## PROMPT
Lines containing the word "hanging" should be extracted in full.

## INPUT ROWS
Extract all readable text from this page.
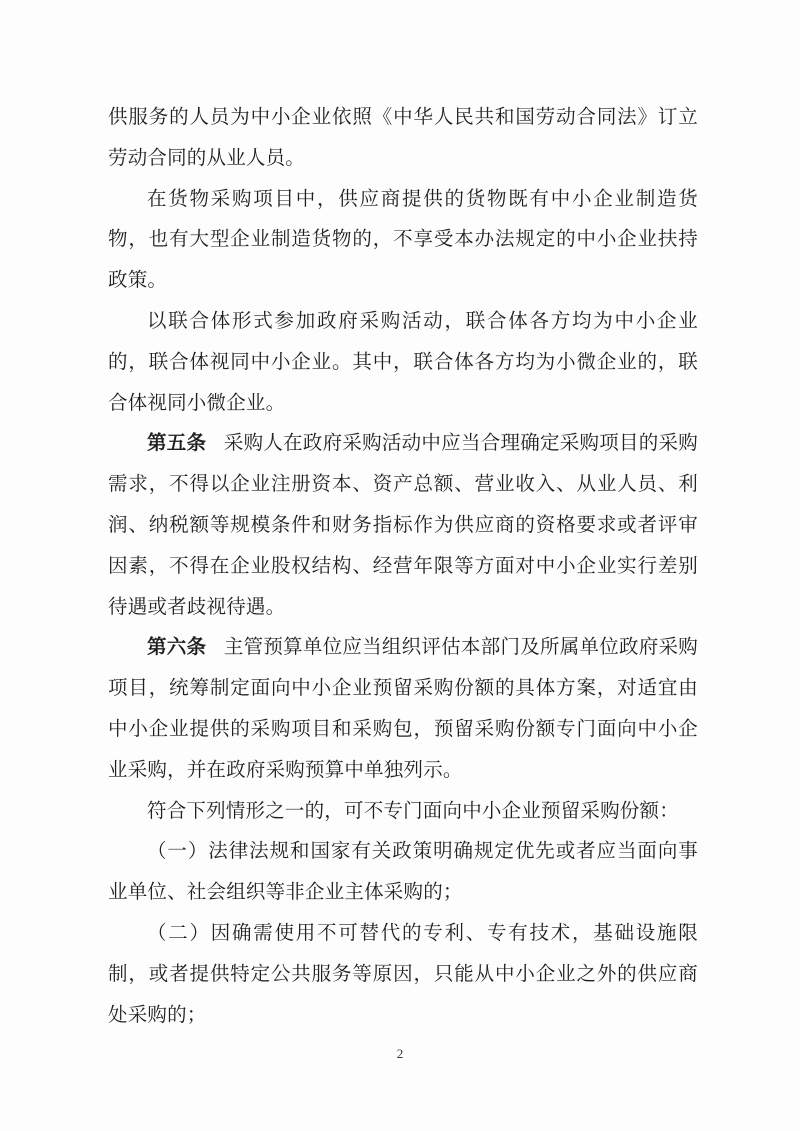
供服务的人员为中小企业依照《中华人民共和国劳动合同法》订立劳动合同的从业人员。

在货物采购项目中，供应商提供的货物既有中小企业制造货物，也有大型企业制造货物的，不享受本办法规定的中小企业扶持政策。

以联合体形式参加政府采购活动，联合体各方均为中小企业的，联合体视同中小企业。其中，联合体各方均为小微企业的，联合体视同小微企业。

第五条 采购人在政府采购活动中应当合理确定采购项目的采购需求，不得以企业注册资本、资产总额、营业收入、从业人员、利润、纳税额等规模条件和财务指标作为供应商的资格要求或者评审因素，不得在企业股权结构、经营年限等方面对中小企业实行差别待遇或者歧视待遇。

第六条 主管预算单位应当组织评估本部门及所属单位政府采购项目，统筹制定面向中小企业预留采购份额的具体方案，对适宜由中小企业提供的采购项目和采购包，预留采购份额专门面向中小企业采购，并在政府采购预算中单独列示。

符合下列情形之一的，可不专门面向中小企业预留采购份额：

（一）法律法规和国家有关政策明确规定优先或者应当面向事业单位、社会组织等非企业主体采购的；

（二）因确需使用不可替代的专利、专有技术，基础设施限制，或者提供特定公共服务等原因，只能从中小企业之外的供应商处采购的；

2
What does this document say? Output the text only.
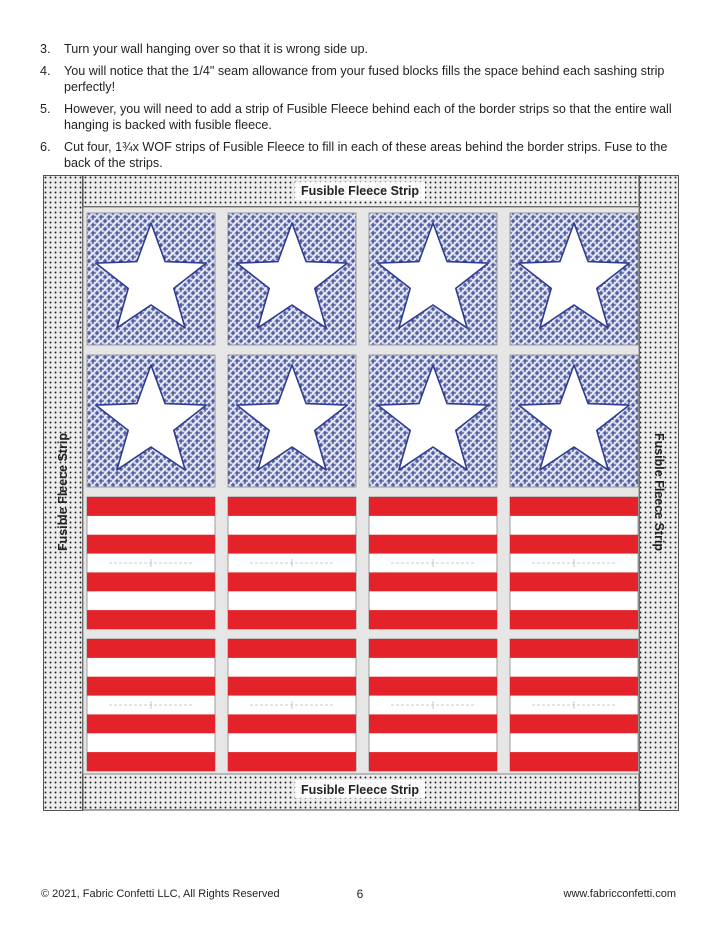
3. Turn your wall hanging over so that it is wrong side up.
4. You will notice that the 1/4" seam allowance from your fused blocks fills the space behind each sashing strip perfectly!
5. However, you will need to add a strip of Fusible Fleece behind each of the border strips so that the entire wall hanging is backed with fusible fleece.
6. Cut four, 1¾x WOF strips of Fusible Fleece to fill in each of these areas behind the border strips. Fuse to the back of the strips.
Fusible Fleece Strip
Fusible Fleece Strip
Fusible Fleece Strip	Fusible Fleece Strip
© 2021, Fabric Confetti LLC, All Rights Reserved	6	www.fabricconfetti.com
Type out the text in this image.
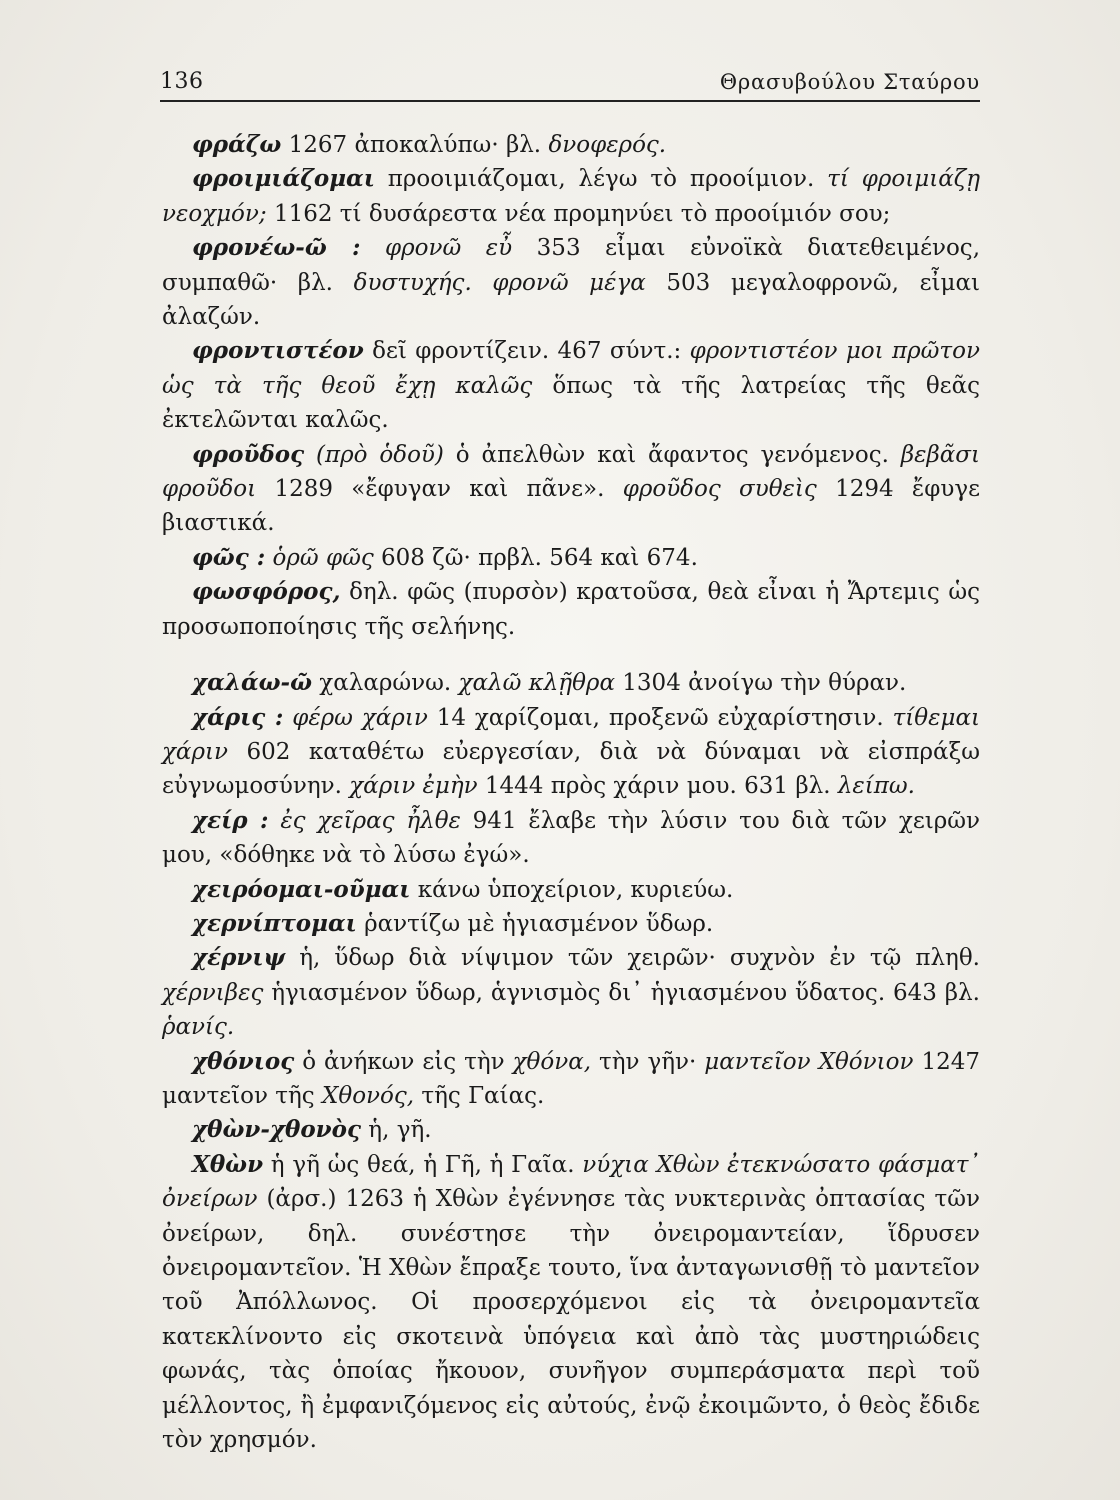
136	Θρασυβούλου Σταύρου

φράζω 1267 ἀποκαλύπω· βλ. δνοφερός.

φροιμιάζομαι προοιμιάζομαι, λέγω τὸ προοίμιον. τί φροιμιάζῃ νεοχμόν; 1162 τί δυσάρεστα νέα προμηνύει τὸ προοίμιόν σου;

φρονέω-ῶ : φρονῶ εὖ 353 εἶμαι εὐνοϊκὰ διατεθειμένος, συμπαθῶ· βλ. δυστυχής. φρονῶ μέγα 503 μεγαλοφρονῶ, εἶμαι ἀλαζών.

φροντιστέον δεῖ φροντίζειν. 467 σύντ.: φροντιστέον μοι πρῶτον ὡς τὰ τῆς θεοῦ ἔχῃ καλῶς ὅπως τὰ τῆς λατρείας τῆς θεᾶς ἐκτελῶνται καλῶς.

φροῦδος (πρὸ ὁδοῦ) ὁ ἀπελθὼν καὶ ἄφαντος γενόμενος. βεβᾶσι φροῦδοι 1289 «ἔφυγαν καὶ πᾶνε». φροῦδος συθεὶς 1294 ἔφυγε βιαστικά.

φῶς : ὁρῶ φῶς 608 ζῶ· πρβλ. 564 καὶ 674.

φωσφόρος, δηλ. φῶς (πυρσὸν) κρατοῦσα, θεὰ εἶναι ἡ Ἄρτεμις ὡς προσωποποίησις τῆς σελήνης.

χαλάω-ῶ χαλαρώνω. χαλῶ κλῇθρα 1304 ἀνοίγω τὴν θύραν.

χάρις : φέρω χάριν 14 χαρίζομαι, προξενῶ εὐχαρίστησιν. τίθεμαι χάριν 602 καταθέτω εὐεργεσίαν, διὰ νὰ δύναμαι νὰ εἰσπράξω εὐγνωμοσύνην. χάριν ἐμὴν 1444 πρὸς χάριν μου. 631 βλ. λείπω.

χείρ : ἐς χεῖρας ἦλθε 941 ἔλαβε τὴν λύσιν του διὰ τῶν χειρῶν μου, «δόθηκε νὰ τὸ λύσω ἐγώ».

χειρόομαι-οῦμαι κάνω ὑποχείριον, κυριεύω.

χερνίπτομαι ῥαντίζω μὲ ἡγιασμένον ὕδωρ.

χέρνιψ ἡ, ὕδωρ διὰ νίψιμον τῶν χειρῶν· συχνὸν ἐν τῷ πληθ. χέρνιβες ἡγιασμένον ὕδωρ, ἁγνισμὸς δι᾽ ἡγιασμένου ὕδατος. 643 βλ. ῥανίς.

χθόνιος ὁ ἀνήκων εἰς τὴν χθόνα, τὴν γῆν· μαντεῖον Χθόνιον 1247 μαντεῖον τῆς Χθονός, τῆς Γαίας.

χθὼν-χθονὸς ἡ, γῆ.

Χθὼν ἡ γῆ ὡς θεά, ἡ Γῆ, ἡ Γαῖα. νύχια Χθὼν ἐτεκνώσατο φάσματ᾽ ὀνείρων (ἀρσ.) 1263 ἡ Χθὼν ἐγέννησε τὰς νυκτερινὰς ὀπτασίας τῶν ὀνείρων, δηλ. συνέστησε τὴν ὀνειρομαντείαν, ἵδρυσεν ὀνειρομαντεῖον. Ἡ Χθὼν ἔπραξε τουτο, ἵνα ἀνταγωνισθῇ τὸ μαντεῖον τοῦ Ἀπόλλωνος. Οἱ προσερχόμενοι εἰς τὰ ὀνειρομαντεῖα κατεκλίνοντο εἰς σκοτεινὰ ὑπόγεια καὶ ἀπὸ τὰς μυστηριώδεις φωνάς, τὰς ὁποίας ἤκουον, συνῆγον συμπεράσματα περὶ τοῦ μέλλοντος, ἢ ἐμφανιζόμενος εἰς αὐτούς, ἐνῷ ἐκοιμῶντο, ὁ θεὸς ἔδιδε τὸν χρησμόν.
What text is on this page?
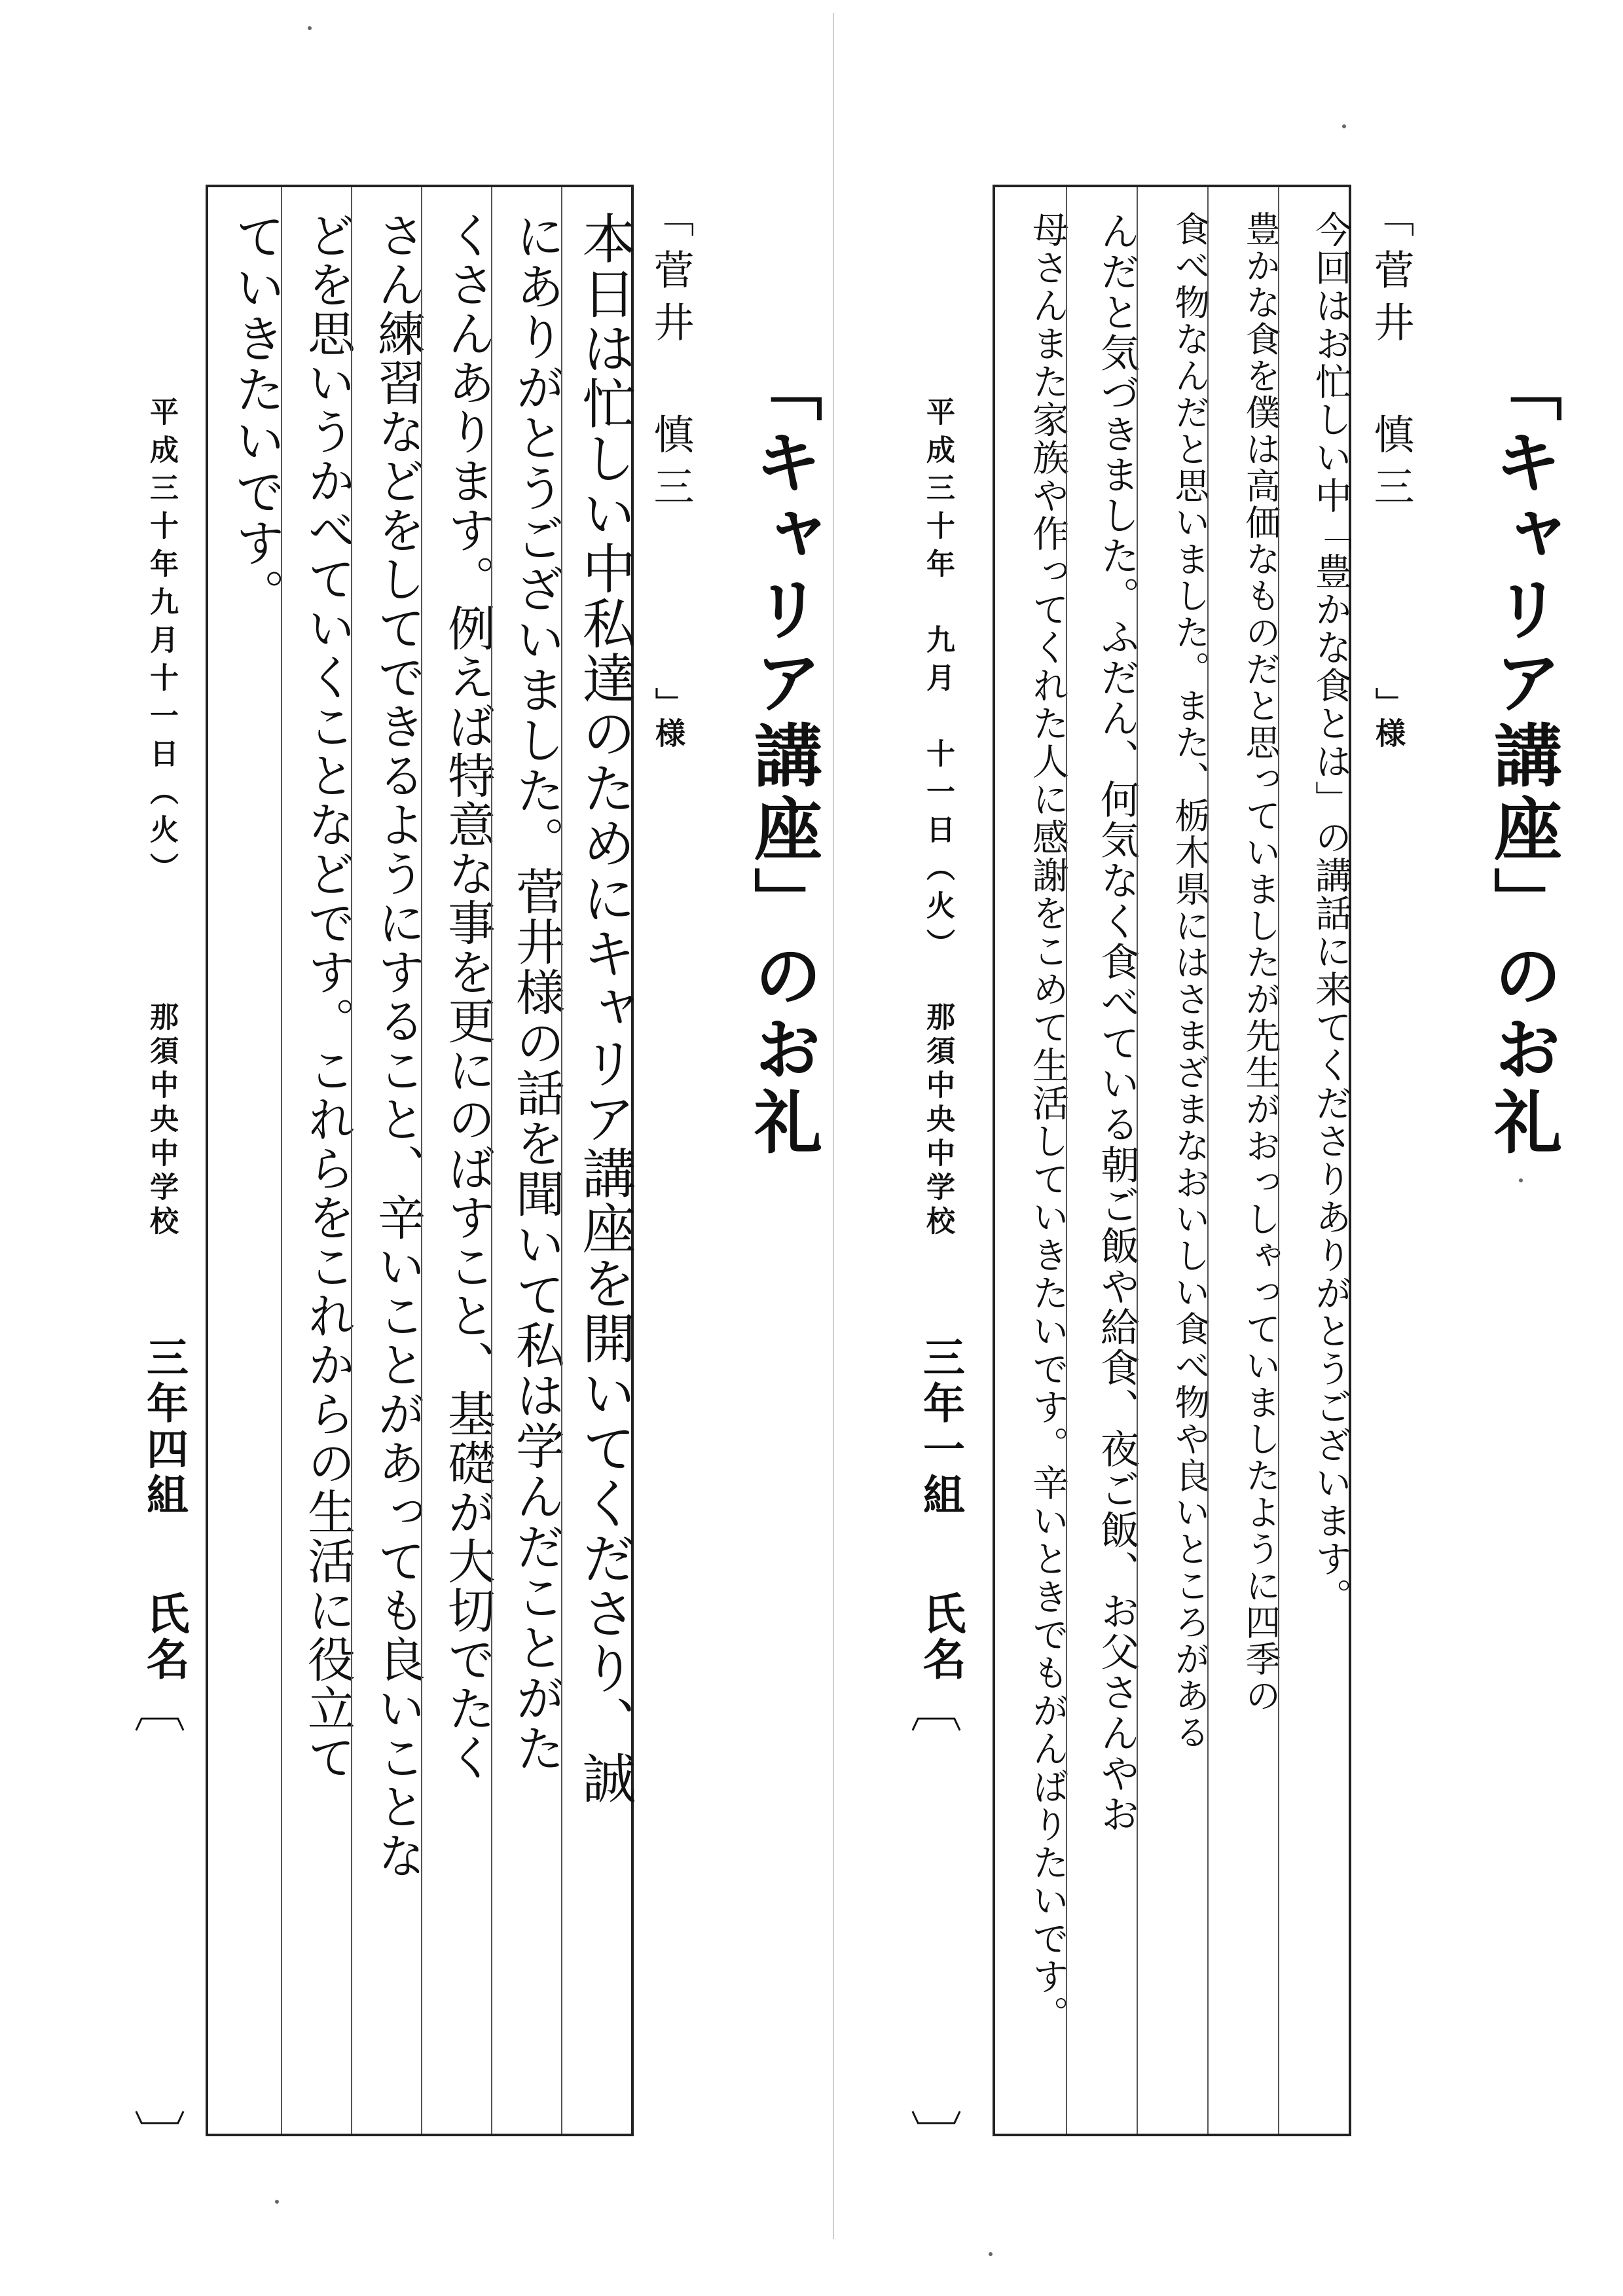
「キャリア講座」のお礼
「菅井 慎三
」様
今回はお忙しい中「豊かな食とは」の講話に来てくださりありがとうございます。
豊かな食を僕は高価なものだと思っていましたが先生がおっしゃっていましたように四季の
食べ物なんだと思いました。また、栃木県にはさまざまなおいしい食べ物や良いところがある
んだと気づきました。ふだん、何気なく食べている朝ご飯や給食、夜ご飯、お父さんやお
母さんまた家族や作ってくれた人に感謝をこめて生活していきたいです。辛いときでもがんばりたいです。
平成三十年　九月　十一日（火）
那須中央中学校
三年一組
氏名
︹
︺
「キャリア講座」のお礼
「菅井 慎三
」様
本日は忙しい中私達のためにキャリア講座を開いてくださり、誠
にありがとうございました。菅井様の話を聞いて私は学んだことがた
くさんあります。例えば特意な事を更にのばすこと、基礎が大切でたく
さん練習などをしてできるようにすること、辛いことがあっても良いことな
どを思いうかべていくことなどです。これらをこれからの生活に役立て
ていきたいです。
平成三十年九月十一日（火）
那須中央中学校
三年四組
氏名
︹
︺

## SOLUTION FOR THIS PROBLEM
3. Turn your wall hanging over so that it is wrong side up.
5. However, you will need to add a strip of Fusible Fleece behind each of the border strips so that the entire wall hanging is backed with fusible fleece.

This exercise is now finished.